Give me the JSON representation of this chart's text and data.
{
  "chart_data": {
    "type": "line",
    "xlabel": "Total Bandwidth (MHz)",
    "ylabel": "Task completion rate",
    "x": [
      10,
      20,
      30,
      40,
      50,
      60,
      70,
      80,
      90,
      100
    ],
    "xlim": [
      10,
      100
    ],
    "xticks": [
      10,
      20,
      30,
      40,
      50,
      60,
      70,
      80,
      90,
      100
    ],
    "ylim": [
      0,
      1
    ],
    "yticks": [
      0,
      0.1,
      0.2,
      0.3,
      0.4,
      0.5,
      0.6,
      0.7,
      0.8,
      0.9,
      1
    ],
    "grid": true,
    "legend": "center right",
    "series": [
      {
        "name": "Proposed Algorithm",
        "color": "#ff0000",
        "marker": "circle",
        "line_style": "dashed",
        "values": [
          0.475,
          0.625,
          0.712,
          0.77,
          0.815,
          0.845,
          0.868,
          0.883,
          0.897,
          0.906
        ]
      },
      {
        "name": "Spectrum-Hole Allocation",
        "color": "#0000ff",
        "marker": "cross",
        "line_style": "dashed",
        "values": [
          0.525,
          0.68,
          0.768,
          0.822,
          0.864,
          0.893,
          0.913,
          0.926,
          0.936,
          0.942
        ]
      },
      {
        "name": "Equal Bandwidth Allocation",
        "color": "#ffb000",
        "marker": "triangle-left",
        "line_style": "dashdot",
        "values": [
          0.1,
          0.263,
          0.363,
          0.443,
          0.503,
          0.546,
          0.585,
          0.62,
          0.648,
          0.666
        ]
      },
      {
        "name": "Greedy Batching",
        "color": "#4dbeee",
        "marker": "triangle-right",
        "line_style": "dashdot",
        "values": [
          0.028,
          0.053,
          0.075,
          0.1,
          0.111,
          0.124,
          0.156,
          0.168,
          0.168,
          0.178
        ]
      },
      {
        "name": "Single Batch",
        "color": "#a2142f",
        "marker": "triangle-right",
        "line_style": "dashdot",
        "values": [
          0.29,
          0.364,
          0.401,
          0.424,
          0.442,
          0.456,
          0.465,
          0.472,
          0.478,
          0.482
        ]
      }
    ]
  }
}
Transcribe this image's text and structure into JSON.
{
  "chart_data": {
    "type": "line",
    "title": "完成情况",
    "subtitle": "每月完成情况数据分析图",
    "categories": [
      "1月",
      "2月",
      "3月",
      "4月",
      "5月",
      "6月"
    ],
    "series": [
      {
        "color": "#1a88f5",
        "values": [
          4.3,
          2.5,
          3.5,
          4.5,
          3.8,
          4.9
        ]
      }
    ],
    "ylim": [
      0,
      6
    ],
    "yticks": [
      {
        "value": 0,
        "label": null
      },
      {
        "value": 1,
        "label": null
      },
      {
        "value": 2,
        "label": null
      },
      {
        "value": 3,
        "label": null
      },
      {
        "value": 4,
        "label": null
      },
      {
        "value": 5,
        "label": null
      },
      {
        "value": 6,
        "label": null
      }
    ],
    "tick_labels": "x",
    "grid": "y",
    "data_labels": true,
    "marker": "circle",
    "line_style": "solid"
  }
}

* Instructions for the task: Reproduce the data shown above exactly.

* Response to this task:
Give me the JSON representation of this chart's text and data.
{
  "chart_data": {
    "type": "line",
    "xlabel": "Total Bandwidth (MHz)",
    "ylabel": "Task completion rate",
    "x": [
      10,
      20,
      30,
      40,
      50,
      60,
      70,
      80,
      90,
      100
    ],
    "xlim": [
      10,
      100
    ],
    "xticks": [
      10,
      20,
      30,
      40,
      50,
      60,
      70,
      80,
      90,
      100
    ],
    "ylim": [
      0,
      1
    ],
    "yticks": [
      0,
      0.1,
      0.2,
      0.3,
      0.4,
      0.5,
      0.6,
      0.7,
      0.8,
      0.9,
      1
    ],
    "grid": true,
    "legend": "center right",
    "series": [
      {
        "name": "Proposed Algorithm",
        "color": "#ff0000",
        "marker": "circle",
        "line_style": "dashed",
        "values": [
          0.475,
          0.625,
          0.712,
          0.77,
          0.815,
          0.845,
          0.868,
          0.883,
          0.897,
          0.906
        ]
      },
      {
        "name": "Spectrum-Hole Allocation",
        "color": "#0000ff",
        "marker": "cross",
        "line_style": "dashed",
        "values": [
          0.525,
          0.68,
          0.768,
          0.822,
          0.864,
          0.893,
          0.913,
          0.926,
          0.936,
          0.942
        ]
      },
      {
        "name": "Equal Bandwidth Allocation",
        "color": "#ffb000",
        "marker": "triangle-left",
        "line_style": "dashdot",
        "values": [
          0.1,
          0.263,
          0.363,
          0.443,
          0.503,
          0.546,
          0.585,
          0.62,
          0.648,
          0.666
        ]
      },
      {
        "name": "Greedy Batching",
        "color": "#4dbeee",
        "marker": "triangle-right",
        "line_style": "dashdot",
        "values": [
          0.028,
          0.053,
          0.075,
          0.1,
          0.111,
          0.124,
          0.156,
          0.168,
          0.168,
          0.178
        ]
      },
      {
        "name": "Single Batch",
        "color": "#a2142f",
        "marker": "triangle-right",
        "line_style": "dashdot",
        "values": [
          0.29,
          0.364,
          0.401,
          0.424,
          0.442,
          0.456,
          0.465,
          0.472,
          0.478,
          0.482
        ]
      }
    ]
  }
}
Transcribe this image's text and structure into JSON.
{
  "chart_data": {
    "type": "line",
    "title": "完成情况",
    "subtitle": "每月完成情况数据分析图",
    "categories": [
      "1月",
      "2月",
      "3月",
      "4月",
      "5月",
      "6月"
    ],
    "series": [
      {
        "color": "#1a88f5",
        "values": [
          4.3,
          2.5,
          3.5,
          4.5,
          3.8,
          4.9
        ]
      }
    ],
    "ylim": [
      0,
      6
    ],
    "yticks": [
      {
        "value": 0,
        "label": null
      },
      {
        "value": 1,
        "label": null
      },
      {
        "value": 2,
        "label": null
      },
      {
        "value": 3,
        "label": null
      },
      {
        "value": 4,
        "label": null
      },
      {
        "value": 5,
        "label": null
      },
      {
        "value": 6,
        "label": null
      }
    ],
    "tick_labels": "x",
    "grid": "y",
    "data_labels": true,
    "marker": "circle",
    "line_style": "solid"
  }
}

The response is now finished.